*** Data supplied

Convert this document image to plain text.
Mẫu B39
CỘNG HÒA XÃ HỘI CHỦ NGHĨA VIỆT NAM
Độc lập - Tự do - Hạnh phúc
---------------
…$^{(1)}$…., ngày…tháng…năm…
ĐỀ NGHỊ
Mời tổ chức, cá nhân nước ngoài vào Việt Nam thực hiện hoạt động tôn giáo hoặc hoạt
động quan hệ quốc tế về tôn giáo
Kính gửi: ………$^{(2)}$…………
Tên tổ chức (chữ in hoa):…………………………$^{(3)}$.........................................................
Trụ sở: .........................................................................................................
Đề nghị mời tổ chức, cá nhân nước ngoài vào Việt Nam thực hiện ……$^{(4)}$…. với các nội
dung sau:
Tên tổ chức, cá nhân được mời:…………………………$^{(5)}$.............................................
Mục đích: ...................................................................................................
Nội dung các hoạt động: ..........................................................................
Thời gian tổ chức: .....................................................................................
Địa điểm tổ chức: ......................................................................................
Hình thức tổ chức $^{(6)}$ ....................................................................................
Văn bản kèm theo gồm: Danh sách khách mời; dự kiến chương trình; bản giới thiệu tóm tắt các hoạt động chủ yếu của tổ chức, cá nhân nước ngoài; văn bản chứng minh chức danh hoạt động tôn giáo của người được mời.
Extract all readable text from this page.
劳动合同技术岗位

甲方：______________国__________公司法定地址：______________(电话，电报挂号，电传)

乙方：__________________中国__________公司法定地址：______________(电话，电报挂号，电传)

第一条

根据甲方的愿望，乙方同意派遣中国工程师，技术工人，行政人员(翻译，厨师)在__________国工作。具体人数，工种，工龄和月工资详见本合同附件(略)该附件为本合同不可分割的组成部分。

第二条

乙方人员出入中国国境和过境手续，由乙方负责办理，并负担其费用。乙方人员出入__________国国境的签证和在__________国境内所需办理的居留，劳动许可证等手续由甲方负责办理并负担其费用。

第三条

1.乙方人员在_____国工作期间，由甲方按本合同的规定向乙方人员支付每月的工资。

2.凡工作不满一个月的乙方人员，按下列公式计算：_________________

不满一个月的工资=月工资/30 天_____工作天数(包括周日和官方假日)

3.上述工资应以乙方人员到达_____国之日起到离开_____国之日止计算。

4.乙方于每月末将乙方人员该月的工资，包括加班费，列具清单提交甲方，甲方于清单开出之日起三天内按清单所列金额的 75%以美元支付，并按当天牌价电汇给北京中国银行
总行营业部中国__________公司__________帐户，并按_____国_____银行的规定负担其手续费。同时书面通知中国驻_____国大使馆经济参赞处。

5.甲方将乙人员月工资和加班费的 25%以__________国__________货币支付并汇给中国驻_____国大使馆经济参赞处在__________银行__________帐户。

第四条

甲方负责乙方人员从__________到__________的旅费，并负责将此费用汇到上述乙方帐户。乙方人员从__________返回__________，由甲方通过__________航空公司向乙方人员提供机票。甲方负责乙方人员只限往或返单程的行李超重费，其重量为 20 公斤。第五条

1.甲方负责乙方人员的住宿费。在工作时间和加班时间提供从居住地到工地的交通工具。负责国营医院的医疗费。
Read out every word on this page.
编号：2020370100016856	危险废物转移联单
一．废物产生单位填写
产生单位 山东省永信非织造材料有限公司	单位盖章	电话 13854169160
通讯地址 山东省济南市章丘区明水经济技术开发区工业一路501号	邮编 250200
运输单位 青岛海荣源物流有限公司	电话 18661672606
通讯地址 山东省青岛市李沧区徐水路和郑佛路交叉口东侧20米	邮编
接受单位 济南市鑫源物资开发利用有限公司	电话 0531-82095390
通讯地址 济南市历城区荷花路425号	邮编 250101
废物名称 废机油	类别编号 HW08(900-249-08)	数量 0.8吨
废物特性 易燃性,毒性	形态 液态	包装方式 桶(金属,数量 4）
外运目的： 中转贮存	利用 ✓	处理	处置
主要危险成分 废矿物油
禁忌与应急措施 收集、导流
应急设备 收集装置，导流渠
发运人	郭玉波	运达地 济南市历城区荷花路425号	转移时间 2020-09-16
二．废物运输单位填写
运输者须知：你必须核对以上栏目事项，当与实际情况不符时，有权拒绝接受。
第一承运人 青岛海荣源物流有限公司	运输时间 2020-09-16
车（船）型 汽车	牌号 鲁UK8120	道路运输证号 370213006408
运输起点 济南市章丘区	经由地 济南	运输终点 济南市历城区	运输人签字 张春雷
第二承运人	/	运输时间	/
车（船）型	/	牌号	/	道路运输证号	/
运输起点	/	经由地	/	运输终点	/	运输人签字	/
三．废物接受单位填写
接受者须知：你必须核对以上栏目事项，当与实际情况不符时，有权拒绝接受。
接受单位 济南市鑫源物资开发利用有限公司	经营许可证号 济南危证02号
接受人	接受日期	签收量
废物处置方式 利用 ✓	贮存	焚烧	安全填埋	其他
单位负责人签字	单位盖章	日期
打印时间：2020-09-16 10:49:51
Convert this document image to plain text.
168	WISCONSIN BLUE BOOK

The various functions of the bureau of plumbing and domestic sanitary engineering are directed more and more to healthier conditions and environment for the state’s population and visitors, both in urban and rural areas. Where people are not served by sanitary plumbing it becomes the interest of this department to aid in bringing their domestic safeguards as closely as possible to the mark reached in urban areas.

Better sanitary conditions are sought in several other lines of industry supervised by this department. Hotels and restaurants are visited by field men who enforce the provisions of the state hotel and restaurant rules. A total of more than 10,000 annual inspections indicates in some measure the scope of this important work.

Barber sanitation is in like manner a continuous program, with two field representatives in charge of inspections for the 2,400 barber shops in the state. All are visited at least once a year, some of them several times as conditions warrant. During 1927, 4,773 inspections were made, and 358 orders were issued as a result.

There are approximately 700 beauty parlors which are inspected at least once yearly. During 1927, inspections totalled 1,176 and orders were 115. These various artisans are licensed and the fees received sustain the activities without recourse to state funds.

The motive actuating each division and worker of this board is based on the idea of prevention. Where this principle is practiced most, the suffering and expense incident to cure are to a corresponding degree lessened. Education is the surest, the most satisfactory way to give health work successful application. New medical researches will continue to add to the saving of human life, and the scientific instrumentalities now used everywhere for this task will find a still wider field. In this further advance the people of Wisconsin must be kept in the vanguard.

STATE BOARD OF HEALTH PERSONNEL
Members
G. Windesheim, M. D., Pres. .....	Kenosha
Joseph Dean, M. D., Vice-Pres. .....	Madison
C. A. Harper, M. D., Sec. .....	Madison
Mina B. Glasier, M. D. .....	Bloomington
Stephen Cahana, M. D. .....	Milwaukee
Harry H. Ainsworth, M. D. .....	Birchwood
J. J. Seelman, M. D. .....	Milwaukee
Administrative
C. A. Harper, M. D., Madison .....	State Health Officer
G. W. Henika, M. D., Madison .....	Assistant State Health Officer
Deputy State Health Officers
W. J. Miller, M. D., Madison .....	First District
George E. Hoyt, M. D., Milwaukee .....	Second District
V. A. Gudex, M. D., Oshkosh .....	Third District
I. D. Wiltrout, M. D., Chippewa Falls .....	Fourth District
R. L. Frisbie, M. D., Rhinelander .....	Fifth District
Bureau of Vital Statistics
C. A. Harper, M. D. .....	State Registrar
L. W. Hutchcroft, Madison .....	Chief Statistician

******

Your task is to list each line of the records with the word "济南市鑫源物资开发利用有限公司".

*Result*:
接受单位 济南市鑫源物资开发利用有限公司	电话 0531-82095390
接受单位 济南市鑫源物资开发利用有限公司	经营许可证号 济南危证02号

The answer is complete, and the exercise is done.